→ **Problem description**: Your task is to transcribe all of the data below exactly, omitting the images.

→ **Input material**:
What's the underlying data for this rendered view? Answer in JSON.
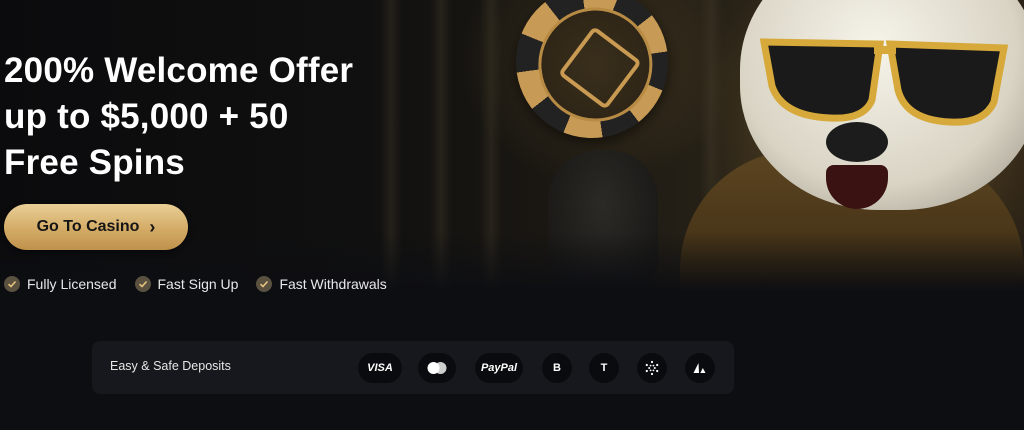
{
  "hero": {
    "headline_lines": [
      "200% Welcome Offer",
      "up to $5,000 + 50",
      "Free Spins"
    ],
    "cta_label": "Go To Casino",
    "cta_icon": "chevron-right-icon",
    "features": [
      {
        "label": "Fully Licensed",
        "icon": "check-icon"
      },
      {
        "label": "Fast Sign Up",
        "icon": "check-icon"
      },
      {
        "label": "Fast Withdrawals",
        "icon": "check-icon"
      }
    ]
  },
  "deposits": {
    "label": "Easy & Safe Deposits",
    "methods": [
      {
        "name": "visa",
        "text": "VISA"
      },
      {
        "name": "mastercard",
        "text": ""
      },
      {
        "name": "paypal",
        "text": "PayPal"
      },
      {
        "name": "bitcoin",
        "text": "B"
      },
      {
        "name": "tether",
        "text": "T"
      },
      {
        "name": "cardano",
        "text": ""
      },
      {
        "name": "avalanche",
        "text": ""
      }
    ]
  },
  "colors": {
    "accent_gold": "#d3ab66",
    "background": "#0d0e12",
    "panel": "#17181d"
  }
}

→ **Answer for this exercise**:
What's the underlying data for this rendered view? Answer in JSON.
{
  "hero": {
    "headline_lines": [
      "200% Welcome Offer",
      "up to $5,000 + 50",
      "Free Spins"
    ],
    "cta_label": "Go To Casino",
    "cta_icon": "chevron-right-icon",
    "features": [
      {
        "label": "Fully Licensed",
        "icon": "check-icon"
      },
      {
        "label": "Fast Sign Up",
        "icon": "check-icon"
      },
      {
        "label": "Fast Withdrawals",
        "icon": "check-icon"
      }
    ]
  },
  "deposits": {
    "label": "Easy & Safe Deposits",
    "methods": [
      {
        "name": "visa",
        "text": "VISA"
      },
      {
        "name": "mastercard",
        "text": ""
      },
      {
        "name": "paypal",
        "text": "PayPal"
      },
      {
        "name": "bitcoin",
        "text": "B"
      },
      {
        "name": "tether",
        "text": "T"
      },
      {
        "name": "cardano",
        "text": ""
      },
      {
        "name": "avalanche",
        "text": ""
      }
    ]
  },
  "colors": {
    "accent_gold": "#d3ab66",
    "background": "#0d0e12",
    "panel": "#17181d"
  }
}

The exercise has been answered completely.